§ Material supplied
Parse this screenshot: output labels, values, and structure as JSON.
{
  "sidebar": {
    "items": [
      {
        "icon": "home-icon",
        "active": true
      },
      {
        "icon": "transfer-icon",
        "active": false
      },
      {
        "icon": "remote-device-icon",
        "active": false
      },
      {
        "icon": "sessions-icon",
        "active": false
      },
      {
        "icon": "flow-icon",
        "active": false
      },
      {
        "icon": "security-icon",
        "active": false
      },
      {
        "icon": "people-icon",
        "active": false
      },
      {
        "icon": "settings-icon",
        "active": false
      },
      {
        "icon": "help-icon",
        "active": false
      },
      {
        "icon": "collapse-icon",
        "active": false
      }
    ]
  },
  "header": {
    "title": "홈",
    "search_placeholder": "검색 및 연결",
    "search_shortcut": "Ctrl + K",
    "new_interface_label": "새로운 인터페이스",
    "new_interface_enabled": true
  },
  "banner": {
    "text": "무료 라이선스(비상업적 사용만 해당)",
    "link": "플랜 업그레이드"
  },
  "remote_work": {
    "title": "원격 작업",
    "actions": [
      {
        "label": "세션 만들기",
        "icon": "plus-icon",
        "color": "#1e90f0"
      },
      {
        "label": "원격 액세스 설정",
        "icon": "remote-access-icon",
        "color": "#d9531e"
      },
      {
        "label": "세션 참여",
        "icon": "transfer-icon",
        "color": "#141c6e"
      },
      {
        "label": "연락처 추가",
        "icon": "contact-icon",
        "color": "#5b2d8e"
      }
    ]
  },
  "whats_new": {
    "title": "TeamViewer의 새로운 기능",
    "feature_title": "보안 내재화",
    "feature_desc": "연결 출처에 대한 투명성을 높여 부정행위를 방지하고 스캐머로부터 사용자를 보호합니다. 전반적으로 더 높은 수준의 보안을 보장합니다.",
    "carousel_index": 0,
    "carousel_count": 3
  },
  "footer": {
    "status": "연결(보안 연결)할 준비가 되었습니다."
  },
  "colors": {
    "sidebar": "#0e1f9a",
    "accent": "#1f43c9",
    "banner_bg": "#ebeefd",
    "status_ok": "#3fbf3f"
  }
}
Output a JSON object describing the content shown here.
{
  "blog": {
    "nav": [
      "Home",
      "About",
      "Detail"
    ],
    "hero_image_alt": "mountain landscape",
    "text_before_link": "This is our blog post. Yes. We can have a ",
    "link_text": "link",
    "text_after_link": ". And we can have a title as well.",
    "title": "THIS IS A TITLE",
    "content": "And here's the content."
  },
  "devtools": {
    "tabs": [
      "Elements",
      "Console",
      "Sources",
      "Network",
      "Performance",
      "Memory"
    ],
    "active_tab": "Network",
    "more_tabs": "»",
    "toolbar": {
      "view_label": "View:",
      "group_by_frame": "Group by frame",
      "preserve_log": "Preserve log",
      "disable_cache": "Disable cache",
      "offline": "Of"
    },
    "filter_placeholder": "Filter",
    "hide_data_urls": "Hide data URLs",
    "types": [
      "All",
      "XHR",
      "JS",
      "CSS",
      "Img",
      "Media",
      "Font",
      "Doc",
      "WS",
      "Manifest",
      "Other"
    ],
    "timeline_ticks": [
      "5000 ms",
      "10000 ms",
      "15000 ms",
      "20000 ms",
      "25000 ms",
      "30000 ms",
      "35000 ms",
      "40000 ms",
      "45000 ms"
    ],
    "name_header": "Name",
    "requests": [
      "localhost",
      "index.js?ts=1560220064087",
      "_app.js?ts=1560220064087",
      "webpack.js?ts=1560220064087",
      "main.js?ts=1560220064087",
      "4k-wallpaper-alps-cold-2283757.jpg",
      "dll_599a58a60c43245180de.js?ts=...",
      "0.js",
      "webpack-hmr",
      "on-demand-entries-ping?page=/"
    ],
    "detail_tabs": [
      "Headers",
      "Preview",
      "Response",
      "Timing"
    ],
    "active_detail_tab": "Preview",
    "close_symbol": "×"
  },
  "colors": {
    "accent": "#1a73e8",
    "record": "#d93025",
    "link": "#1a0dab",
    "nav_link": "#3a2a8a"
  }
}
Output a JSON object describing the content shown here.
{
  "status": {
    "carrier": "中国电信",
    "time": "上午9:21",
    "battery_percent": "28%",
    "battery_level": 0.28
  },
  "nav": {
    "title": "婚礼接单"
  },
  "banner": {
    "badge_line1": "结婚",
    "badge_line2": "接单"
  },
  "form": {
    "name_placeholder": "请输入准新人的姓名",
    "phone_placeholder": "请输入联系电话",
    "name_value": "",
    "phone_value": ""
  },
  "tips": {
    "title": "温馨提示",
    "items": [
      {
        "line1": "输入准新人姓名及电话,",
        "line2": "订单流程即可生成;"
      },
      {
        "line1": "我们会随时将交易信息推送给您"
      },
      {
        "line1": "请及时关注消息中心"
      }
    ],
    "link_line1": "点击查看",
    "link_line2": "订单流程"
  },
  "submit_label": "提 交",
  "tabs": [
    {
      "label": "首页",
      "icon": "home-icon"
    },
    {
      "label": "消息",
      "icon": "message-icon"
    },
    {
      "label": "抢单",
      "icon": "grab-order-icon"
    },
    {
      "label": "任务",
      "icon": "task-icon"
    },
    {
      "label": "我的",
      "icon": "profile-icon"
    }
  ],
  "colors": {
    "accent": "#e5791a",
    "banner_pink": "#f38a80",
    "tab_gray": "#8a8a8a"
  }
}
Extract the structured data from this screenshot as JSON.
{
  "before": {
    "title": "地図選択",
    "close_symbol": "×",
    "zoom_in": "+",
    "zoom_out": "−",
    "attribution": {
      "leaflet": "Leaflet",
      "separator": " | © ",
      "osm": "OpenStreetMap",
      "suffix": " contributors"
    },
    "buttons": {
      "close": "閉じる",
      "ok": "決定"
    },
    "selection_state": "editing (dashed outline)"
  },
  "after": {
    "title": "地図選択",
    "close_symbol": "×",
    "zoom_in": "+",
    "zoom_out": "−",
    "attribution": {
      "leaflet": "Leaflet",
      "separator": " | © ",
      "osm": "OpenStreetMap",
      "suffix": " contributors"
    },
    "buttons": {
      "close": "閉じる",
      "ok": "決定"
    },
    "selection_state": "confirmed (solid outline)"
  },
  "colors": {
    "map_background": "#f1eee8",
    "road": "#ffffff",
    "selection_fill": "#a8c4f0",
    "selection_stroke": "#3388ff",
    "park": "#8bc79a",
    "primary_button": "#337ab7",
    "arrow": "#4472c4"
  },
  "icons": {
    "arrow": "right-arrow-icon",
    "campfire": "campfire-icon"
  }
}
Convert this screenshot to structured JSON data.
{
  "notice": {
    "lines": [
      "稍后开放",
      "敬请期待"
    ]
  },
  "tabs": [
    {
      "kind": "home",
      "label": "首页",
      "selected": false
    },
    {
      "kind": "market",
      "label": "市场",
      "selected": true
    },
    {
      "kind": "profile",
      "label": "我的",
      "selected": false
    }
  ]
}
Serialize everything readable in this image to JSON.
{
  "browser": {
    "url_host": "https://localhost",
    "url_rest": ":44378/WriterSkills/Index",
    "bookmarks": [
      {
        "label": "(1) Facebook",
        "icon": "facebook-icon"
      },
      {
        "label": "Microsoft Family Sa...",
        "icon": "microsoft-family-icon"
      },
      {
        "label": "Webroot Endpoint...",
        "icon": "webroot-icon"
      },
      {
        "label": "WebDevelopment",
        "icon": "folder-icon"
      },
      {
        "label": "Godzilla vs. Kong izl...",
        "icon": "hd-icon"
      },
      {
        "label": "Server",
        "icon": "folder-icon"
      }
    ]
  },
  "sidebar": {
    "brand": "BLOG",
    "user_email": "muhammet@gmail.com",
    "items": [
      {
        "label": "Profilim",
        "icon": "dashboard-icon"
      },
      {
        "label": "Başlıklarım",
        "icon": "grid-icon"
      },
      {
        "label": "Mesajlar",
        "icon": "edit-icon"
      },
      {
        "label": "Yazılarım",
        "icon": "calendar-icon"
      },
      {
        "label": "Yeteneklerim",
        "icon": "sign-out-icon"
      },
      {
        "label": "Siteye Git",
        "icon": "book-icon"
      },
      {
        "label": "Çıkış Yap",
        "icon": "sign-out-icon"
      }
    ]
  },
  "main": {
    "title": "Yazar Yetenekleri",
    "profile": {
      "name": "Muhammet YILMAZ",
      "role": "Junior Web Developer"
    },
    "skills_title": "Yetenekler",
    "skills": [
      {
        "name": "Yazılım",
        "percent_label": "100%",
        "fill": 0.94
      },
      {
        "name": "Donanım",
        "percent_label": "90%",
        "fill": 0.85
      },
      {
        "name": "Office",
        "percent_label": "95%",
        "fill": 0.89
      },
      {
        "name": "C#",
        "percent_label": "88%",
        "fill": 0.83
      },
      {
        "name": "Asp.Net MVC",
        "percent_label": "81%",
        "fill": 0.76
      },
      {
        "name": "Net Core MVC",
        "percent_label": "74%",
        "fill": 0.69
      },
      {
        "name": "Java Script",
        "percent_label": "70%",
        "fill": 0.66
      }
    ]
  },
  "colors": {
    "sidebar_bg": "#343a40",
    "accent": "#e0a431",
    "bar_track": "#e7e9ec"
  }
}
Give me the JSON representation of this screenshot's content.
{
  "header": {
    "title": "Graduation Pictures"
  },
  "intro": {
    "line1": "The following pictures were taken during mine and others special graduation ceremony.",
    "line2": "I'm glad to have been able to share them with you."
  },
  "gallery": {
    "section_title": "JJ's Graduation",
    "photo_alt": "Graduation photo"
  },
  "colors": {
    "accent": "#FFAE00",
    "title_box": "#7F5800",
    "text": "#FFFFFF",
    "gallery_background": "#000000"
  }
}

§ The request
Show every line of the records above that contains the word "outline".

§ Right answer
    "selection_state": "editing (dashed outline)"
    "selection_state": "confirmed (solid outline)"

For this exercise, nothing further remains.